» TASK INSTRUCTIONS: Rewrite the portion of the material below that opens with the line containing "Text: O: O (144, 97, 154, 110)" and runs through the end of the material as a Markdown table with the columns Row and Line, one numbered row per line. Omit blank lines and pictures.

» SOURCE RECORDS:
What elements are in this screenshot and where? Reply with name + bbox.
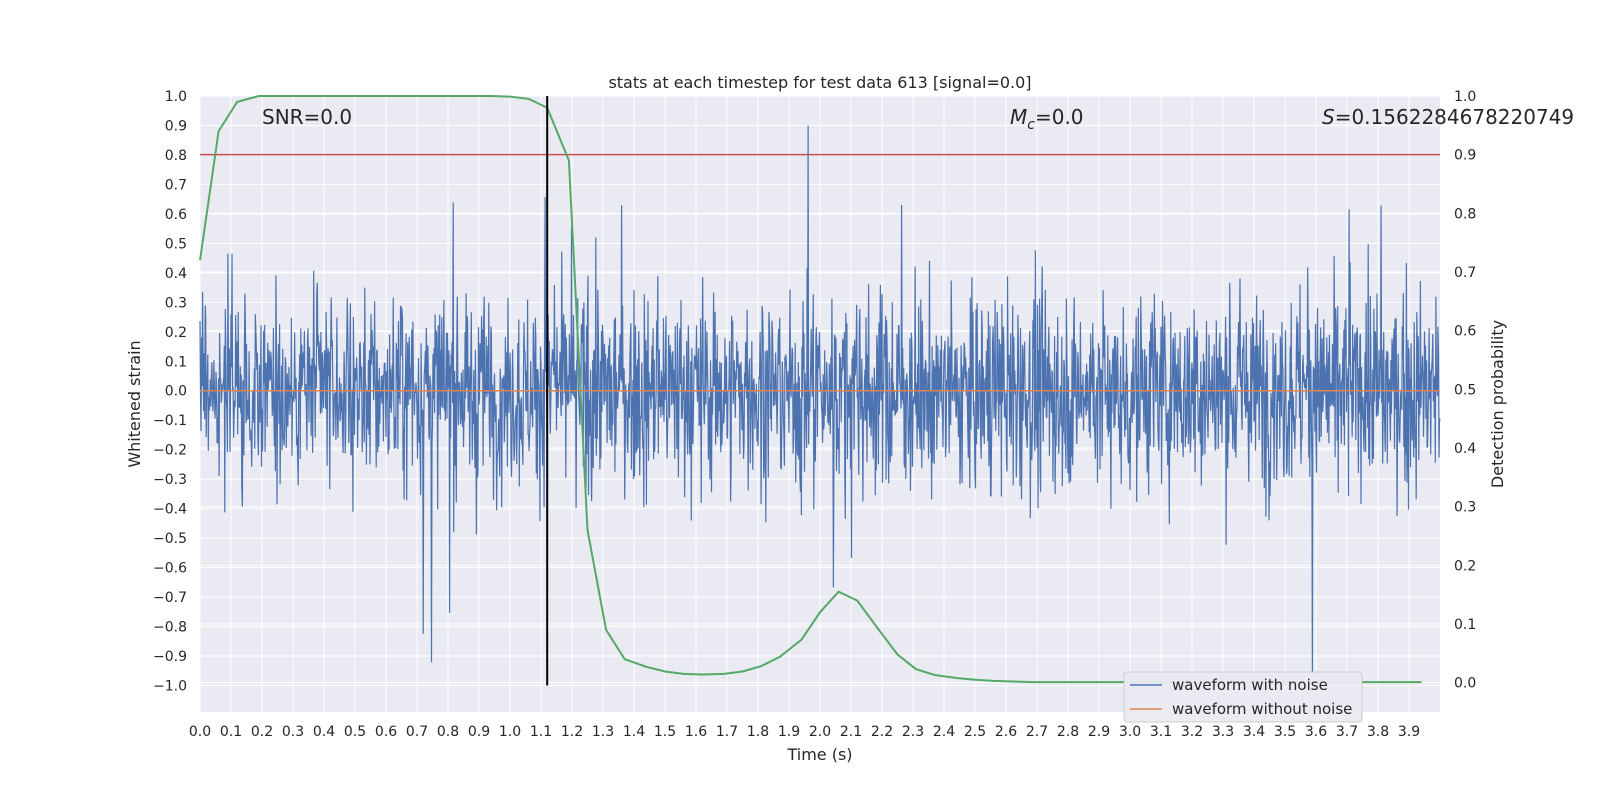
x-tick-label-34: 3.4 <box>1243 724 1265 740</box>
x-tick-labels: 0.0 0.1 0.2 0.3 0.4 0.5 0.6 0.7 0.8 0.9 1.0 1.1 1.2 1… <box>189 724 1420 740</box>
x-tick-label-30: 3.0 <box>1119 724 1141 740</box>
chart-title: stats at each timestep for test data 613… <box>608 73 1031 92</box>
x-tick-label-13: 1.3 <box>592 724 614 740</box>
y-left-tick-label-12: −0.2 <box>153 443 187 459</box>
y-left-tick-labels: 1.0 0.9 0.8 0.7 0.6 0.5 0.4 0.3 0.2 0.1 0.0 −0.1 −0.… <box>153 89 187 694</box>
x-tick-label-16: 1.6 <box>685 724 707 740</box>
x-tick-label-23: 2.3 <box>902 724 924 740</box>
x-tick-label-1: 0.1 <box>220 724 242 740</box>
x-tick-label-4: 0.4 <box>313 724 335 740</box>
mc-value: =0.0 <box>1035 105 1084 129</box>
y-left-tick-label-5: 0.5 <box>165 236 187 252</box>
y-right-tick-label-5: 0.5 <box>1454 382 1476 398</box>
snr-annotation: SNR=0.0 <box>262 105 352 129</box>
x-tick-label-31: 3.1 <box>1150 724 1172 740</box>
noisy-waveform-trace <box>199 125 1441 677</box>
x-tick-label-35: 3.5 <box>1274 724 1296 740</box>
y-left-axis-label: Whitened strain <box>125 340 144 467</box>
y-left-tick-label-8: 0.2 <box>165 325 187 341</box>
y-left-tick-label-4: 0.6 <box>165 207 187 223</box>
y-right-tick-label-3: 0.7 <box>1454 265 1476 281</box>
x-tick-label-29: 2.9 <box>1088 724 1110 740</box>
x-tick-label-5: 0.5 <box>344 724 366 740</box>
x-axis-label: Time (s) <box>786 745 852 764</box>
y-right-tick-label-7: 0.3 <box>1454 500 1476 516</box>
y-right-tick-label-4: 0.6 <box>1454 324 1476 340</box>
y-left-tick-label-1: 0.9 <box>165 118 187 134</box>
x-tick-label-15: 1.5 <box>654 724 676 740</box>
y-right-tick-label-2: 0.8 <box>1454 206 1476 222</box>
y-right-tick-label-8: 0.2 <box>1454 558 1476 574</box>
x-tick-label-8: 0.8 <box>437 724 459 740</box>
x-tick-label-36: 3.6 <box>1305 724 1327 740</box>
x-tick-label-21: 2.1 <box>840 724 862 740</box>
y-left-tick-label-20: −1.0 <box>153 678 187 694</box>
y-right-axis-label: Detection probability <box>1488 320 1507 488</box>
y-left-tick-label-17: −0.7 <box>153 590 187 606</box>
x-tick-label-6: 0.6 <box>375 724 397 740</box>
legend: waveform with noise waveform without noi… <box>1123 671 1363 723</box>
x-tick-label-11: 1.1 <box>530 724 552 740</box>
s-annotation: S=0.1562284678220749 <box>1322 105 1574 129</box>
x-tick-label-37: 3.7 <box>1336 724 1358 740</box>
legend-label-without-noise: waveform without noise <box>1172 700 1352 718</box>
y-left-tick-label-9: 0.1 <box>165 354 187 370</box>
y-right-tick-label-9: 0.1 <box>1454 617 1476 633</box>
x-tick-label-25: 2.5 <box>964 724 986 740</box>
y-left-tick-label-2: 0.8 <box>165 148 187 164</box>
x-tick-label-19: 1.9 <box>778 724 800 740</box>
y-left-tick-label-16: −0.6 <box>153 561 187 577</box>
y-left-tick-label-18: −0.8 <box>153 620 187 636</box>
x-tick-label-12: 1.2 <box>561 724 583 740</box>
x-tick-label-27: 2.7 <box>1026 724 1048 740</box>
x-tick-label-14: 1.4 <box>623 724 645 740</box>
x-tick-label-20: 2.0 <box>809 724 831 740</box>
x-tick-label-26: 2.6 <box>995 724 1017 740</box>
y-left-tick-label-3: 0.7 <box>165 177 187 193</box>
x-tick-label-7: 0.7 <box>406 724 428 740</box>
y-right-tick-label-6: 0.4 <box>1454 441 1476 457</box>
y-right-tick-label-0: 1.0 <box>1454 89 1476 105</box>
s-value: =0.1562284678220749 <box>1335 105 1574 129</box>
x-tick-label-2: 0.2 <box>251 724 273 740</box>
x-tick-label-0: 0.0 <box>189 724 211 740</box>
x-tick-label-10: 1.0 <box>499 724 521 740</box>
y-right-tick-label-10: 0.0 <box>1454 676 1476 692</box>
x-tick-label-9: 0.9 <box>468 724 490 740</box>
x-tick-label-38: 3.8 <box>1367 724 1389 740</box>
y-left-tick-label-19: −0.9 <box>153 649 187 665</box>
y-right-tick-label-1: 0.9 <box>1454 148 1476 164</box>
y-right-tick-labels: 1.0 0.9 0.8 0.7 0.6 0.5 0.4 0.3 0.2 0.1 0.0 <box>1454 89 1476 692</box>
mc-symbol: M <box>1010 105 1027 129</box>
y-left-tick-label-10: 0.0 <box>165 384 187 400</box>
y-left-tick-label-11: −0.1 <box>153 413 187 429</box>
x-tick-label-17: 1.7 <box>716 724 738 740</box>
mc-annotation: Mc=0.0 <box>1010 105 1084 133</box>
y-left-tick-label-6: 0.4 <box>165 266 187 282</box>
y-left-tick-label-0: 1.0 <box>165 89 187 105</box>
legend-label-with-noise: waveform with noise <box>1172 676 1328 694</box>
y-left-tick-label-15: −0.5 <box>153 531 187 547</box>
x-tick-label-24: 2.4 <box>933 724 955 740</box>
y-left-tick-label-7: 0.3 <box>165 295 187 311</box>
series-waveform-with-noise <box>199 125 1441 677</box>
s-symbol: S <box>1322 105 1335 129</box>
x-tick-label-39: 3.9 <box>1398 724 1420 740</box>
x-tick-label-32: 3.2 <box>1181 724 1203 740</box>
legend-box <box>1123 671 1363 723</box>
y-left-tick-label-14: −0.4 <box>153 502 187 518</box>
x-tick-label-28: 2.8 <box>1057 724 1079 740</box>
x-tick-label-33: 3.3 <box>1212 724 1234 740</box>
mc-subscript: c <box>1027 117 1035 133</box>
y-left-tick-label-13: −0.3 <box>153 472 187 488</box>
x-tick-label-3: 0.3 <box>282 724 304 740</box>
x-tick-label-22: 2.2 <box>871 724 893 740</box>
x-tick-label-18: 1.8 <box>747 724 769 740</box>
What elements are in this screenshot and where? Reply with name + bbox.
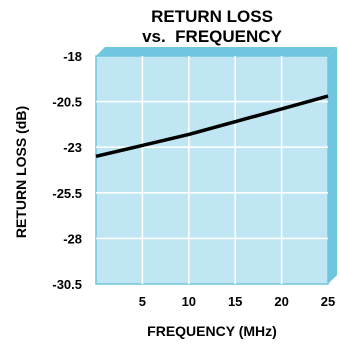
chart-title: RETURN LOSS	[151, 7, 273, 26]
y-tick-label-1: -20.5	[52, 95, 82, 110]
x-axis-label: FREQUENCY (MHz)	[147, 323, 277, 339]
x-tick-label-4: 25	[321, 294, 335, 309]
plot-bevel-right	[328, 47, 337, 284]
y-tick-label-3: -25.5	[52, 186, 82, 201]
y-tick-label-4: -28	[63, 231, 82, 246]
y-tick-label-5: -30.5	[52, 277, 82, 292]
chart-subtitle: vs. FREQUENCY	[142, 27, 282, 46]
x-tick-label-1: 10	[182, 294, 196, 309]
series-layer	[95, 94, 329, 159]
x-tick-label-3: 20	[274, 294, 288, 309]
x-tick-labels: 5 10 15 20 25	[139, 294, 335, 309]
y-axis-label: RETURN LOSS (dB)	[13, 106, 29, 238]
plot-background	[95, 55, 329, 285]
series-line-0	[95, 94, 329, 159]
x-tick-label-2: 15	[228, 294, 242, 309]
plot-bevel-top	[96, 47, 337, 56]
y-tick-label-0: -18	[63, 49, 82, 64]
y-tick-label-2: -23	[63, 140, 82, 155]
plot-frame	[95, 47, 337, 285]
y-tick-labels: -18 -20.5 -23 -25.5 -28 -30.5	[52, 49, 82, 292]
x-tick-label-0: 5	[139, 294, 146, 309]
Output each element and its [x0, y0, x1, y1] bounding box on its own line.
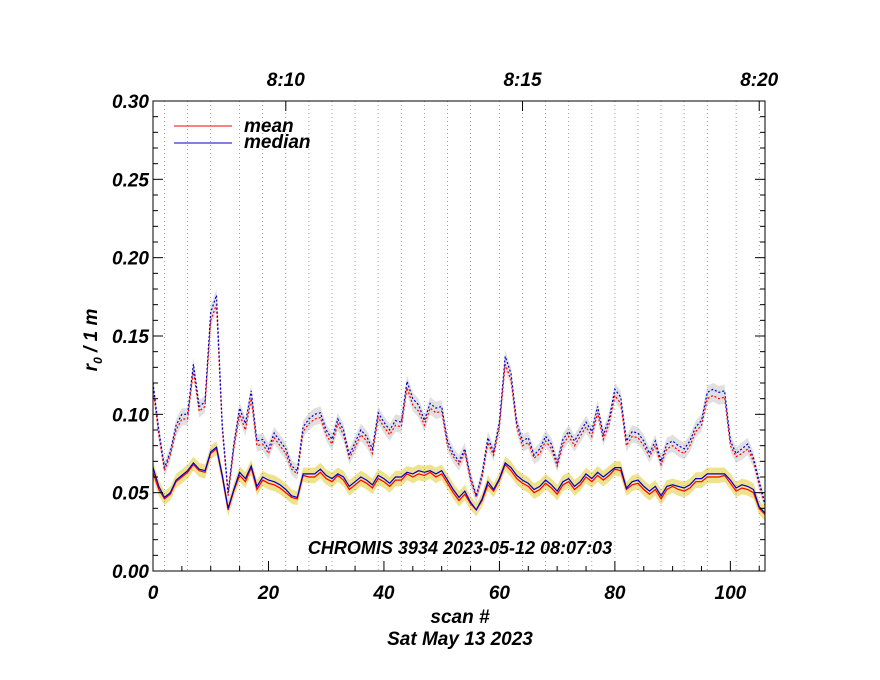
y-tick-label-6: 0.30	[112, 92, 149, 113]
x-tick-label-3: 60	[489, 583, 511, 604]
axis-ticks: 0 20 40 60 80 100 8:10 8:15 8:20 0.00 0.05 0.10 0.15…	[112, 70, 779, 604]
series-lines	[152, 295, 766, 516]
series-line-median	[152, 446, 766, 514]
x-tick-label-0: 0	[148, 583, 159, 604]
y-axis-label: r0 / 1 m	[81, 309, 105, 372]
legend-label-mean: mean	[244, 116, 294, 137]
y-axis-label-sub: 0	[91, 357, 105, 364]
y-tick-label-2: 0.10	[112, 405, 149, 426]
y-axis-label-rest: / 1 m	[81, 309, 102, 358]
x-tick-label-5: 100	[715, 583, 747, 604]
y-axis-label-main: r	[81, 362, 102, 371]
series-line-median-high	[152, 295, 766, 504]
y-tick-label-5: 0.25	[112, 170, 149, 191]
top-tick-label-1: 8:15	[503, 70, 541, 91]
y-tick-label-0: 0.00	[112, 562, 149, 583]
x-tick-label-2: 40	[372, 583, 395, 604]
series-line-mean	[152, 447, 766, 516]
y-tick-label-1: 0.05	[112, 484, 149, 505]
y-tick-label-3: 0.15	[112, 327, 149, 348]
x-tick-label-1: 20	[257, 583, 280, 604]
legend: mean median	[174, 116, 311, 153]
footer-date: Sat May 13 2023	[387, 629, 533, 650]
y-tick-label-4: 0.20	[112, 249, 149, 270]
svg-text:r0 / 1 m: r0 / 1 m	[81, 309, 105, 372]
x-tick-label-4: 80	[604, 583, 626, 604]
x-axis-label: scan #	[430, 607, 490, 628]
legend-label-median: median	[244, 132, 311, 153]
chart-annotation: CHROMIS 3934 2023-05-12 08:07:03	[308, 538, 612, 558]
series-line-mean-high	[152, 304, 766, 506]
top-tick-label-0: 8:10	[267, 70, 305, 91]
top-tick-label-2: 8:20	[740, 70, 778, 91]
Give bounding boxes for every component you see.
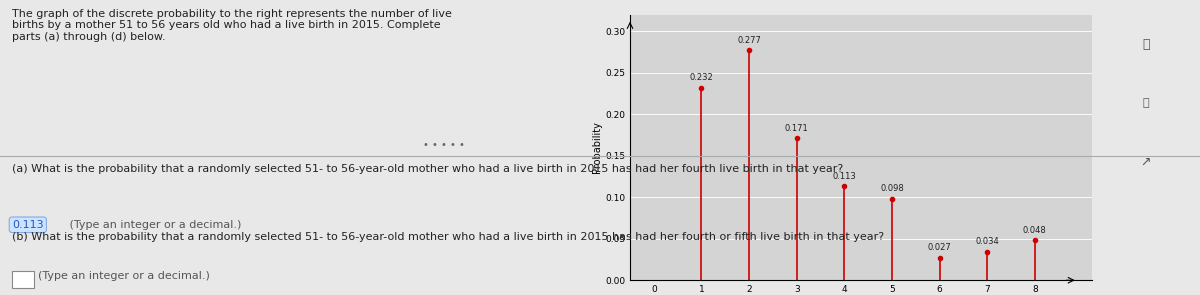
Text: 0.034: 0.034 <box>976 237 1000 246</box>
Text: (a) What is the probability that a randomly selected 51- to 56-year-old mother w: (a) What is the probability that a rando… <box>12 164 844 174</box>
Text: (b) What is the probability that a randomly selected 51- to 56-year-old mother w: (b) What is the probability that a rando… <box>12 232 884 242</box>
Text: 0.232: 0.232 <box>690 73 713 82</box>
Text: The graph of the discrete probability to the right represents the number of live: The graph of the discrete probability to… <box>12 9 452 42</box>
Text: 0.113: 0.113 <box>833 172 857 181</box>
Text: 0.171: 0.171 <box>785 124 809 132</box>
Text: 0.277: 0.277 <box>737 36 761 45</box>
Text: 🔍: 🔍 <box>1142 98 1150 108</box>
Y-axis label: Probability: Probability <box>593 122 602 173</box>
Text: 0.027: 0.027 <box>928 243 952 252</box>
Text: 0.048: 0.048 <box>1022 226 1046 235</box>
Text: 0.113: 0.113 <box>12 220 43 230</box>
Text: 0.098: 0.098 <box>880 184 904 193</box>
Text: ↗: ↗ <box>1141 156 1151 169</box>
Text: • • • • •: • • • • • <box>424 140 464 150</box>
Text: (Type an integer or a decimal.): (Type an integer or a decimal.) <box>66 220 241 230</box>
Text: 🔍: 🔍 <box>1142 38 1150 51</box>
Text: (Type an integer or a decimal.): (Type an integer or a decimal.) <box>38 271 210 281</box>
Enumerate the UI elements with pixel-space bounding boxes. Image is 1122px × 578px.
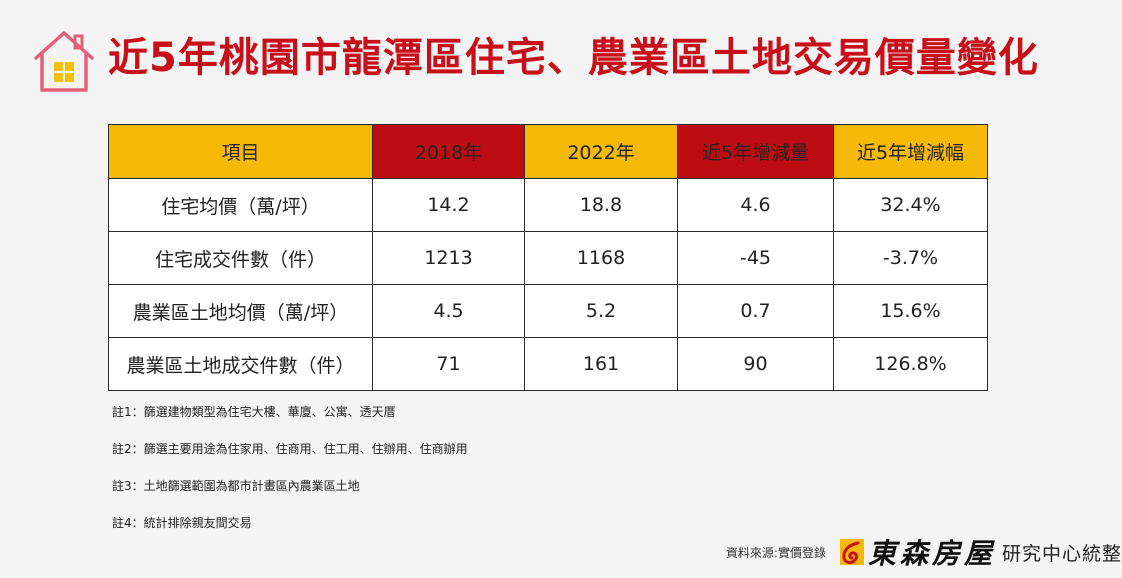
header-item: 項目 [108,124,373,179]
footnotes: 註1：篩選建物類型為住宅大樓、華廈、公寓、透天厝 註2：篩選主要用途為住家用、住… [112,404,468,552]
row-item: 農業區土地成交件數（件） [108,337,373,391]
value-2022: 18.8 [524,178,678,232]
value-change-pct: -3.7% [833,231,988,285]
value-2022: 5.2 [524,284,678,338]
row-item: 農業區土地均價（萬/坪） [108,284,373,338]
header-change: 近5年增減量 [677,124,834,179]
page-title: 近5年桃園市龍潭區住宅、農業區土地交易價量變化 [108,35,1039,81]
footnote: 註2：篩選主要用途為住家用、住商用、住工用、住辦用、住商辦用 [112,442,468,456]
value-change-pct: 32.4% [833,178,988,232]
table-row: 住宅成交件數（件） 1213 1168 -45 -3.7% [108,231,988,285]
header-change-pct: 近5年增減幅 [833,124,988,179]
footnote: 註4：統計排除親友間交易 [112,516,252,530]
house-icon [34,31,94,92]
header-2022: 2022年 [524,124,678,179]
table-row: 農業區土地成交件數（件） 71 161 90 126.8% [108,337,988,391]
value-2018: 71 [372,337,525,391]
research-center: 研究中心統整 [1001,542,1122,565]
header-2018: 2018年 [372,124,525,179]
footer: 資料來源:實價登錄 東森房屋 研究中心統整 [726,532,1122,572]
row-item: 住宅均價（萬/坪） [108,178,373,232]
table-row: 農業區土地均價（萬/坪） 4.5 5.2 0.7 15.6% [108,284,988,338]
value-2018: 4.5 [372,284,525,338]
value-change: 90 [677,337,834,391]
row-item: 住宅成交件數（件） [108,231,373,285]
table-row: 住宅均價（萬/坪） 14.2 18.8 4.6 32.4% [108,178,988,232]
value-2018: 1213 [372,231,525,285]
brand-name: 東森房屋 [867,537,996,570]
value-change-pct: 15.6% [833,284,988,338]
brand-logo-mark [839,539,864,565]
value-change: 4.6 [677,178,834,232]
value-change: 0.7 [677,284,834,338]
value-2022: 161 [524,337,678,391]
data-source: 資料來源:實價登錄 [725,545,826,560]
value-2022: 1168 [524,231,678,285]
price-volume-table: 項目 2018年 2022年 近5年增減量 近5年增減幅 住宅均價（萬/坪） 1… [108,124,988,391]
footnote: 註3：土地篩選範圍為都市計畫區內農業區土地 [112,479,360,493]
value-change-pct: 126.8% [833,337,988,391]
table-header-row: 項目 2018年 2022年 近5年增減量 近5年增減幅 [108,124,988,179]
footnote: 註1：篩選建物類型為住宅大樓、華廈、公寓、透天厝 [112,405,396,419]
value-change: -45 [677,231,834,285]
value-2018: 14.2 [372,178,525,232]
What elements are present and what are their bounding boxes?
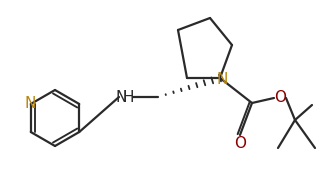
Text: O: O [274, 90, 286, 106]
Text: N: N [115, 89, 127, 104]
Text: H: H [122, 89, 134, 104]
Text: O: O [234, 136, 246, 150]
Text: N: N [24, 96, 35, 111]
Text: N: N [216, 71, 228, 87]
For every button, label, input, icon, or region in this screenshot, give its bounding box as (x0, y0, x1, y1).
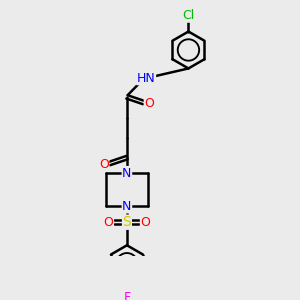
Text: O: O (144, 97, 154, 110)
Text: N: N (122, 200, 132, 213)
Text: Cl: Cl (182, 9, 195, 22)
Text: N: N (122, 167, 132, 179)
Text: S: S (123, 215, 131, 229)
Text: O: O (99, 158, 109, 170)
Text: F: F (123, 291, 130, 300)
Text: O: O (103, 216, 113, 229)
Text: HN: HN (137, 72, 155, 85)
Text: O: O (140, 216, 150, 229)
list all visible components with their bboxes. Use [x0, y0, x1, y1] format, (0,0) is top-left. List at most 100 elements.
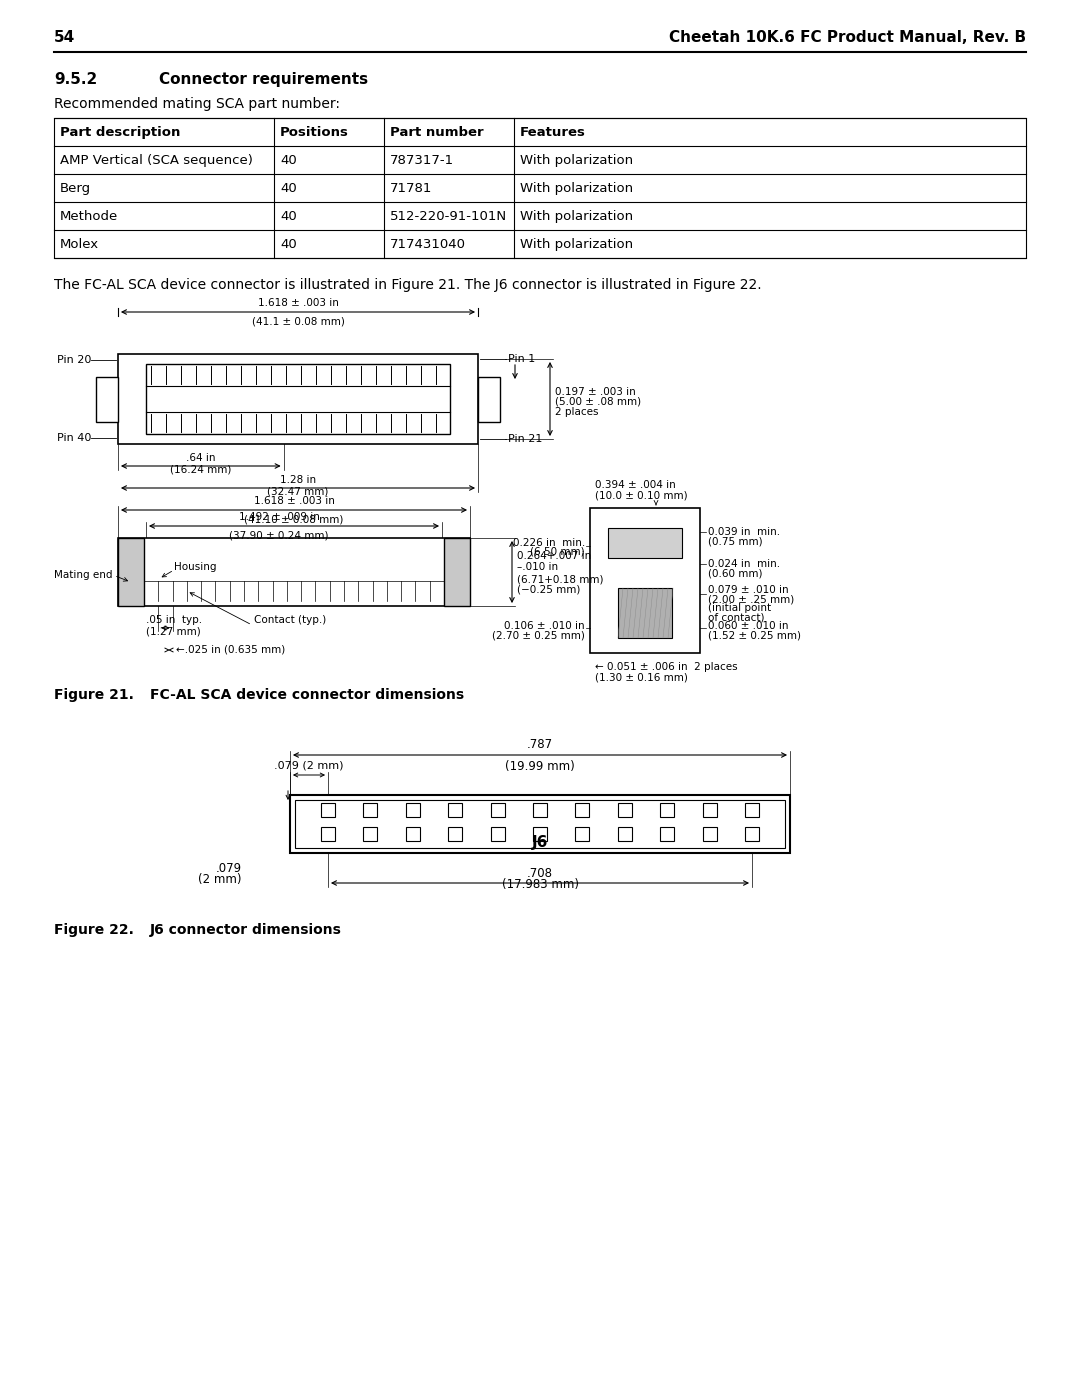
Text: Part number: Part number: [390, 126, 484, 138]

» SOLUTION FOR THIS PROBLEM:
| Row | Line |
|---|---|
| 1 | Text: O: O (144, 97, 154, 110) |
| 2 | Text: N: N (122, 200, 132, 213) |
| 3 | Text: Cl: Cl (182, 9, 195, 22) |
| 4 | Text: N: N (122, 167, 132, 179) |
| 5 | Text: S: S (123, 215, 131, 229) |
| 6 | Text: O: O (99, 158, 109, 170) |
| 7 | Text: F: F (123, 291, 130, 300) |
| 8 | Text: O: O (103, 216, 113, 229) |
| 9 | Text: HN: HN (137, 72, 155, 85) |
| 10 | Text: O: O (140, 216, 150, 229) |
| 11 | list all visible components with their bboxes. Use [x0, y0, x1, y1] format, (0,0) is top-left. List at most 100 elements. |
| 12 | Text: Part number: Part number: [390, 126, 484, 138] |